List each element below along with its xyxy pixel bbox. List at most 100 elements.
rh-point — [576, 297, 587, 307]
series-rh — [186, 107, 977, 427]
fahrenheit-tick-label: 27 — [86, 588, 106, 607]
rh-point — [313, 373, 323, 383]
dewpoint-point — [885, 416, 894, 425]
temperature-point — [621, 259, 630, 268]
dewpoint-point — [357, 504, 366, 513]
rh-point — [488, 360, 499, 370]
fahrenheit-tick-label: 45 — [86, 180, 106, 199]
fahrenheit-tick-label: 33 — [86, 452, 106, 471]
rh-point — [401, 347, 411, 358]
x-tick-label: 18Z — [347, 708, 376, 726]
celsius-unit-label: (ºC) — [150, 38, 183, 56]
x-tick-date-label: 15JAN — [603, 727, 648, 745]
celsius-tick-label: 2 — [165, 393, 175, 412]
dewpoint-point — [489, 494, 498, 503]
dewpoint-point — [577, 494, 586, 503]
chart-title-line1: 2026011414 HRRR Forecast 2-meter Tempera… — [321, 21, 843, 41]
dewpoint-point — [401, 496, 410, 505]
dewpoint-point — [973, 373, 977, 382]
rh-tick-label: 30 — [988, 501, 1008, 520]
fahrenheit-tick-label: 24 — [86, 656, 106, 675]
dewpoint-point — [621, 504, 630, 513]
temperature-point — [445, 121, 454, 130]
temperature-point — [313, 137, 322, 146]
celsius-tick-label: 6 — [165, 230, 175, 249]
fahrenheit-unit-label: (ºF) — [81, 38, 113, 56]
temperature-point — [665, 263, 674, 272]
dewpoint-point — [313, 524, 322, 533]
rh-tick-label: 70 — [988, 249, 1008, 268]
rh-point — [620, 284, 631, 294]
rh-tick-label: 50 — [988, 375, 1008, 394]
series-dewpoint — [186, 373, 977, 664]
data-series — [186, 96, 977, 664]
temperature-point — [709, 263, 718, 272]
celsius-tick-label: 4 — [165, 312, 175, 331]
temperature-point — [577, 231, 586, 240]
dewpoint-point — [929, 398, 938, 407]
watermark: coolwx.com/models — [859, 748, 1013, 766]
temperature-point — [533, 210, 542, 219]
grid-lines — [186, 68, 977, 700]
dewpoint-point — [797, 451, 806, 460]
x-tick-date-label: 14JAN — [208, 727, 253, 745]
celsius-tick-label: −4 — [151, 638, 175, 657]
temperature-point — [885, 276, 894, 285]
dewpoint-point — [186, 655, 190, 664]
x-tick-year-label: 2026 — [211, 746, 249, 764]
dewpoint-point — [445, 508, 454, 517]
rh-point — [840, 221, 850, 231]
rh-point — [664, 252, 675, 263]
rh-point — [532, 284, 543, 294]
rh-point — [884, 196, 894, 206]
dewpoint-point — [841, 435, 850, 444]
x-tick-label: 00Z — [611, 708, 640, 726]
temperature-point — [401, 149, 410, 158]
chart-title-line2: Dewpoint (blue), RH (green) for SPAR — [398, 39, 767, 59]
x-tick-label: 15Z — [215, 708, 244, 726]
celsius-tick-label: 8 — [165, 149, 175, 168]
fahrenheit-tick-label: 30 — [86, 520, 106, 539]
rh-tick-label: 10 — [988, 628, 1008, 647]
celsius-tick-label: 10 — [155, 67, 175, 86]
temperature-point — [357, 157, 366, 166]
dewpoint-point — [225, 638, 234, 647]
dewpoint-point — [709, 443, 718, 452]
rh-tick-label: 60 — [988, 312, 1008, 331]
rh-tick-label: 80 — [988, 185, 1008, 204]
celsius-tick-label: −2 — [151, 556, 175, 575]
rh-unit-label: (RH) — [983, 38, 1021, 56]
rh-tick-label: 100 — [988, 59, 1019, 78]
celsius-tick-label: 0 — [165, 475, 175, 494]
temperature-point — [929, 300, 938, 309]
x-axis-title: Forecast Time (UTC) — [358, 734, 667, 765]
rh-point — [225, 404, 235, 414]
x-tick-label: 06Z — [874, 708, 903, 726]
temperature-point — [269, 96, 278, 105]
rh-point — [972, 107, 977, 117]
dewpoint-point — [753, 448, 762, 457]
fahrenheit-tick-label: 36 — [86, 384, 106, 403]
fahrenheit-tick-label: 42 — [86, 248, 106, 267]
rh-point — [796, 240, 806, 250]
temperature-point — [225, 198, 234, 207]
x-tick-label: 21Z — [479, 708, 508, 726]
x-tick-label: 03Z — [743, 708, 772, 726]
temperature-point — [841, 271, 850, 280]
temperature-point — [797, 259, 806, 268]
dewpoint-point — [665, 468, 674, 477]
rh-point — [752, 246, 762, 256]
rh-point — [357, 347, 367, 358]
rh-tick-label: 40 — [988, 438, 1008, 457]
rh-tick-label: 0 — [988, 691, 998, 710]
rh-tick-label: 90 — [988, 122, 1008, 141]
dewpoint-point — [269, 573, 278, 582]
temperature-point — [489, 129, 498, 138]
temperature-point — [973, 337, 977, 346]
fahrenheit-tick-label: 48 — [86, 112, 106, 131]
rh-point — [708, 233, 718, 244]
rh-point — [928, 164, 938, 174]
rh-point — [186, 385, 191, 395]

Description of the task: Reproduce every one of the records above, line for line and without any alteration.

Answer to the exercise:
List each element below along with its xyxy pixel bbox. List at most 100 elements.
rh-point — [576, 297, 587, 307]
series-rh — [186, 107, 977, 427]
fahrenheit-tick-label: 27 — [86, 588, 106, 607]
rh-point — [313, 373, 323, 383]
dewpoint-point — [885, 416, 894, 425]
temperature-point — [621, 259, 630, 268]
dewpoint-point — [357, 504, 366, 513]
rh-point — [488, 360, 499, 370]
fahrenheit-tick-label: 45 — [86, 180, 106, 199]
fahrenheit-tick-label: 33 — [86, 452, 106, 471]
rh-point — [401, 347, 411, 358]
x-tick-label: 18Z — [347, 708, 376, 726]
celsius-unit-label: (ºC) — [150, 38, 183, 56]
x-tick-date-label: 15JAN — [603, 727, 648, 745]
celsius-tick-label: 2 — [165, 393, 175, 412]
dewpoint-point — [489, 494, 498, 503]
dewpoint-point — [577, 494, 586, 503]
chart-title-line1: 2026011414 HRRR Forecast 2-meter Tempera… — [321, 21, 843, 41]
dewpoint-point — [401, 496, 410, 505]
dewpoint-point — [973, 373, 977, 382]
rh-tick-label: 30 — [988, 501, 1008, 520]
fahrenheit-tick-label: 24 — [86, 656, 106, 675]
dewpoint-point — [621, 504, 630, 513]
temperature-point — [445, 121, 454, 130]
temperature-point — [313, 137, 322, 146]
celsius-tick-label: 6 — [165, 230, 175, 249]
fahrenheit-unit-label: (ºF) — [81, 38, 113, 56]
temperature-point — [665, 263, 674, 272]
dewpoint-point — [313, 524, 322, 533]
rh-tick-label: 70 — [988, 249, 1008, 268]
rh-point — [620, 284, 631, 294]
rh-tick-label: 50 — [988, 375, 1008, 394]
series-dewpoint — [186, 373, 977, 664]
data-series — [186, 96, 977, 664]
temperature-point — [709, 263, 718, 272]
celsius-tick-label: 4 — [165, 312, 175, 331]
temperature-point — [577, 231, 586, 240]
dewpoint-point — [929, 398, 938, 407]
watermark: coolwx.com/models — [859, 748, 1013, 766]
temperature-point — [533, 210, 542, 219]
grid-lines — [186, 68, 977, 700]
dewpoint-point — [797, 451, 806, 460]
x-tick-date-label: 14JAN — [208, 727, 253, 745]
celsius-tick-label: −4 — [151, 638, 175, 657]
temperature-point — [885, 276, 894, 285]
dewpoint-point — [186, 655, 190, 664]
x-tick-year-label: 2026 — [211, 746, 249, 764]
dewpoint-point — [445, 508, 454, 517]
rh-point — [840, 221, 850, 231]
rh-point — [664, 252, 675, 263]
rh-point — [532, 284, 543, 294]
rh-point — [884, 196, 894, 206]
dewpoint-point — [841, 435, 850, 444]
x-tick-label: 00Z — [611, 708, 640, 726]
temperature-point — [401, 149, 410, 158]
chart-title-line2: Dewpoint (blue), RH (green) for SPAR — [398, 39, 767, 59]
x-tick-label: 15Z — [215, 708, 244, 726]
celsius-tick-label: 8 — [165, 149, 175, 168]
fahrenheit-tick-label: 30 — [86, 520, 106, 539]
rh-tick-label: 10 — [988, 628, 1008, 647]
celsius-tick-label: 10 — [155, 67, 175, 86]
temperature-point — [357, 157, 366, 166]
dewpoint-point — [225, 638, 234, 647]
dewpoint-point — [709, 443, 718, 452]
rh-tick-label: 60 — [988, 312, 1008, 331]
rh-tick-label: 80 — [988, 185, 1008, 204]
celsius-tick-label: −2 — [151, 556, 175, 575]
rh-unit-label: (RH) — [983, 38, 1021, 56]
rh-tick-label: 100 — [988, 59, 1019, 78]
celsius-tick-label: 0 — [165, 475, 175, 494]
temperature-point — [929, 300, 938, 309]
x-axis-title: Forecast Time (UTC) — [358, 734, 667, 765]
rh-point — [225, 404, 235, 414]
x-tick-label: 06Z — [874, 708, 903, 726]
temperature-point — [269, 96, 278, 105]
rh-point — [972, 107, 977, 117]
dewpoint-point — [753, 448, 762, 457]
fahrenheit-tick-label: 36 — [86, 384, 106, 403]
fahrenheit-tick-label: 42 — [86, 248, 106, 267]
rh-point — [796, 240, 806, 250]
temperature-point — [225, 198, 234, 207]
x-tick-label: 21Z — [479, 708, 508, 726]
x-tick-label: 03Z — [743, 708, 772, 726]
temperature-point — [841, 271, 850, 280]
temperature-point — [797, 259, 806, 268]
dewpoint-point — [665, 468, 674, 477]
rh-point — [752, 246, 762, 256]
rh-point — [357, 347, 367, 358]
rh-tick-label: 40 — [988, 438, 1008, 457]
rh-tick-label: 0 — [988, 691, 998, 710]
rh-tick-label: 90 — [988, 122, 1008, 141]
dewpoint-point — [269, 573, 278, 582]
temperature-point — [489, 129, 498, 138]
temperature-point — [973, 337, 977, 346]
fahrenheit-tick-label: 48 — [86, 112, 106, 131]
rh-point — [708, 233, 718, 244]
rh-point — [928, 164, 938, 174]
rh-point — [186, 385, 191, 395]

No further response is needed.